# What you need to do
Within the listing below, locate all lines containing the word "JSON". Copy each one.
# Supplied entries start
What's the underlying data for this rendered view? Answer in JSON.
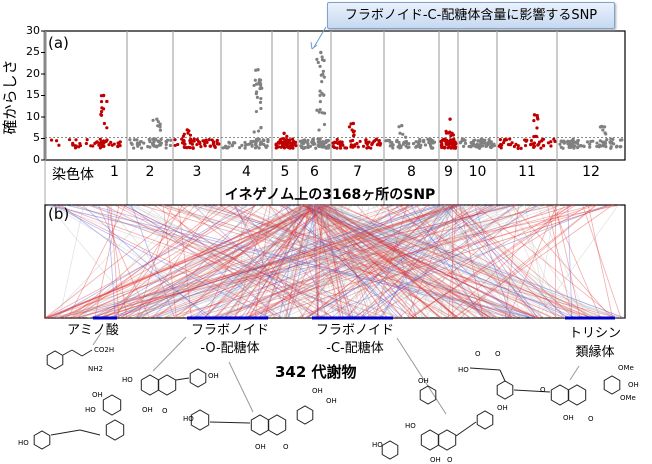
{
  "callout": {
    "text": "フラボノイド-C-配糖体含量に影響するSNP"
  },
  "panel_a": {
    "label": "(a)"
  },
  "panel_b": {
    "label": "(b)"
  },
  "chart_data": {
    "type": "scatter",
    "title": "",
    "xlabel": "イネゲノム上の3168ヶ所のSNP",
    "ylabel": "確からしさ",
    "ylim": [
      0,
      30
    ],
    "yticks": [
      "0",
      "5",
      "10",
      "15",
      "20",
      "25",
      "30"
    ],
    "threshold": 5.2,
    "grid": false,
    "chromosome_prefix": "染色体",
    "chromosomes": [
      "1",
      "2",
      "3",
      "4",
      "5",
      "6",
      "7",
      "8",
      "9",
      "10",
      "11",
      "12"
    ],
    "chromosome_colors": [
      "#c00000",
      "#808080",
      "#c00000",
      "#808080",
      "#c00000",
      "#808080",
      "#c00000",
      "#808080",
      "#c00000",
      "#808080",
      "#c00000",
      "#808080"
    ],
    "approx_peak_values": [
      15,
      9.5,
      7,
      21,
      6.2,
      25,
      8.5,
      8,
      9.5,
      3.5,
      10.5,
      7.8
    ]
  },
  "metabolites": {
    "total": "342 代謝物",
    "classes": [
      {
        "line1": "アミノ酸",
        "line2": ""
      },
      {
        "line1": "フラボノイド",
        "line2": "-O-配糖体"
      },
      {
        "line1": "フラボノイド",
        "line2": "-C-配糖体"
      },
      {
        "line1": "トリシン",
        "line2": "類縁体"
      }
    ]
  },
  "structure_labels": {
    "co2h": "CO2H",
    "nh2": "NH2",
    "oh": "OH",
    "ho": "HO",
    "ome": "OMe",
    "o": "O"
  },
  "colors": {
    "positive": "#e03030",
    "negative": "#4050e0",
    "neutral": "#b0b0b0",
    "class_bar": "#0000cc"
  }
}
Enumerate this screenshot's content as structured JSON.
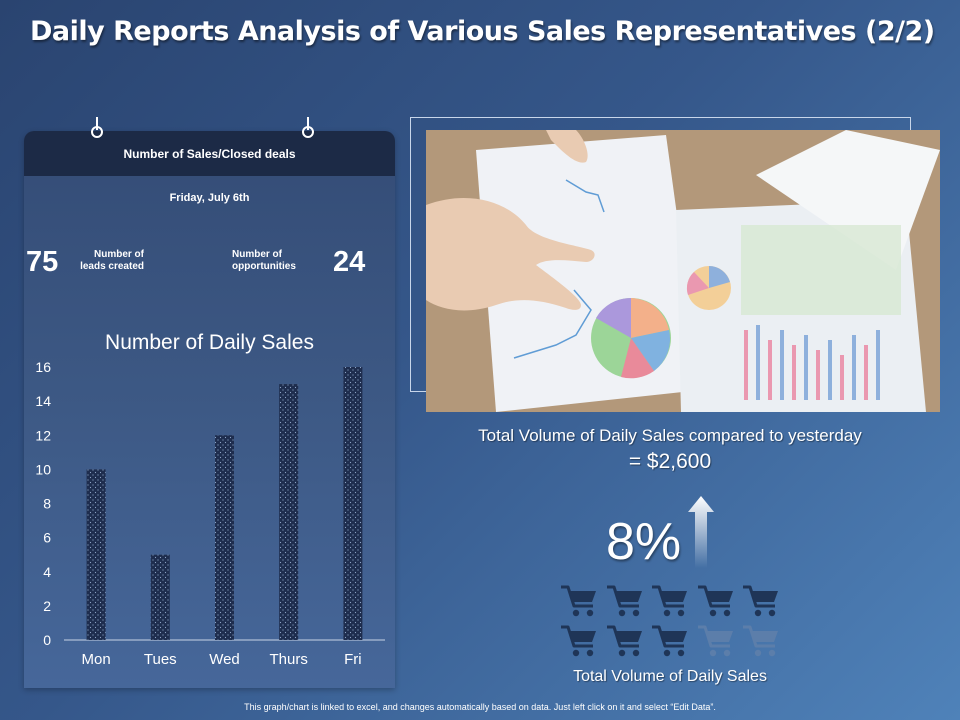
# Supplied entries end
# Written reply
What's the underlying data for this rendered view? Answer in JSON.
Enumerate this screenshot's content as structured JSON.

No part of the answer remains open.